– Нет, – охолонул меня Пётр, – я хочу задействовать тебя как критика. Поэтов и прозаиков я приглашаю уже с именами – так надо, для успеха книги. А критики требуются именно молодые и дерзкие – там будет галерея портретов нынешних писателей. Кто тебе близок из нашего поколения?
Мы остановились на кандидатуре Юрия Козлова, и я, весьма ободрённый, помчался в Юрмалу, дабы там окончательно захмелеть от похвальных речей-отзывов о моей прозе А. Ланщикова, С. Лыкошина и соответствующих перспектив…
Увы, как дубултовские перспективы ушли в песок, так и зеленоградские. Ни единый рассказ мой в сборники издательства «Молодая гвардия» не попал, написанная и одобренная громадная (два авторских листа!) статья о творчестве Юрия Козлова для «Живой ветви» до сих пор лежит в моём архиве неопубликованная. Дело в том, что Пётр Алёшкин внезапно ушёл (скорее, его ушли) из госиздательства на вольные хлеба.
Но и в этот вольнохлебный период его жизни случился эпизод, который до сих пор вспоминаю я с благодарностью. Пётр приехал в Тамбов на неделю, чтобы поработать в архивах (собирал материал для романа об Антоновском восстании), одну ночь ночевал у нас, а затем перебрался в гостиницу из нашей тесной однушки – там было, конечно, вольнее и продуктивнее работать. И забрал с собой для прочтения папку с той самой первой моей повестью «Стройбат». На следующее утро и случилась та сцена, чем-то напомнившая мне сцену в Дубултах. Я открыл дверь свой квартиры на звонок, вошёл Алёшкин с моей красной папкой подмышкой, с какой-то удивлённо-радостной улыбкой протянул мне руку и выдохнул:
– Поздравляю!

Исходные материалы -
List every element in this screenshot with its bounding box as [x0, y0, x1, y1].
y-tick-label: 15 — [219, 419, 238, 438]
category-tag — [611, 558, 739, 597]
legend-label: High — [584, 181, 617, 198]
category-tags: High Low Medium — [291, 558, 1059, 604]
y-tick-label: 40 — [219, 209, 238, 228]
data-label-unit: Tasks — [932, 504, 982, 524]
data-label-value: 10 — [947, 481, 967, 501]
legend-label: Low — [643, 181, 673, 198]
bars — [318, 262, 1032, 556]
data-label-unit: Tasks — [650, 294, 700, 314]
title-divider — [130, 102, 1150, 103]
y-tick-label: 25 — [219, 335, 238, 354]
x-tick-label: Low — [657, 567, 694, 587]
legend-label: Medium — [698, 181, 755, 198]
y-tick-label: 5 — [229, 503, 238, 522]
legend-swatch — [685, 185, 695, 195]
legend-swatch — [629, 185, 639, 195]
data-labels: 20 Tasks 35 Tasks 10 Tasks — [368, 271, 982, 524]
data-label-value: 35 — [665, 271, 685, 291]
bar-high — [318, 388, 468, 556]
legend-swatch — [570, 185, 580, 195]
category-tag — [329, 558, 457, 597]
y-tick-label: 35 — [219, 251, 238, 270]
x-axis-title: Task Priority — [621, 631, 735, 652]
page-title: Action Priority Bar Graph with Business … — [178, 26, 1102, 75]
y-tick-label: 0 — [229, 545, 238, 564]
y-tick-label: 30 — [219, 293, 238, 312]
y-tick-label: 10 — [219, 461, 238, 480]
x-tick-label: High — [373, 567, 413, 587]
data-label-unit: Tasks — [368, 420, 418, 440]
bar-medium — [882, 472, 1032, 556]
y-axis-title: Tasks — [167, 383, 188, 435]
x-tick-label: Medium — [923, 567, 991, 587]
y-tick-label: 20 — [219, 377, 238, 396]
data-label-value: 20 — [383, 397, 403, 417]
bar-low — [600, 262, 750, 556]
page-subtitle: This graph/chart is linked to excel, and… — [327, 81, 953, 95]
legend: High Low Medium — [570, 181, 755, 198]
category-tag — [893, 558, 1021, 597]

Задания -
• a. Перепишите из текста фрагмент, начиная со слов «Мы остановились на» и продолжая до слов «на вольные хлеба.» включительно.
• b. Назовите всех людей, которые упомянуты в тексте с фамилией.
Позиции выше взяты из другого источника.

Ответы по заданиям -
• a.
Мы остановились на кандидатуре Юрия Козлова, и я, весьма ободрённый, помчался в Юрмалу, дабы там окончательно захмелеть от похвальных речей-отзывов о моей прозе А. Ланщикова, С. Лыкошина и соответствующих перспектив…
Увы, как дубултовские перспективы ушли в песок, так и зеленоградские. Ни единый рассказ мой в сборники издательства «Молодая гвардия» не попал, написанная и одобренная громадная (два авторских листа!) статья о творчестве Юрия Козлова для «Живой ветви» до сих пор лежит в моём архиве неопубликованная. Дело в том, что Пётр Алёшкин внезапно ушёл (скорее, его ушли) из госиздательства на вольные хлеба.

• b. Пётр Алёшкин, Юрий Козлов, А. Ланщиков, С. Лыкошин.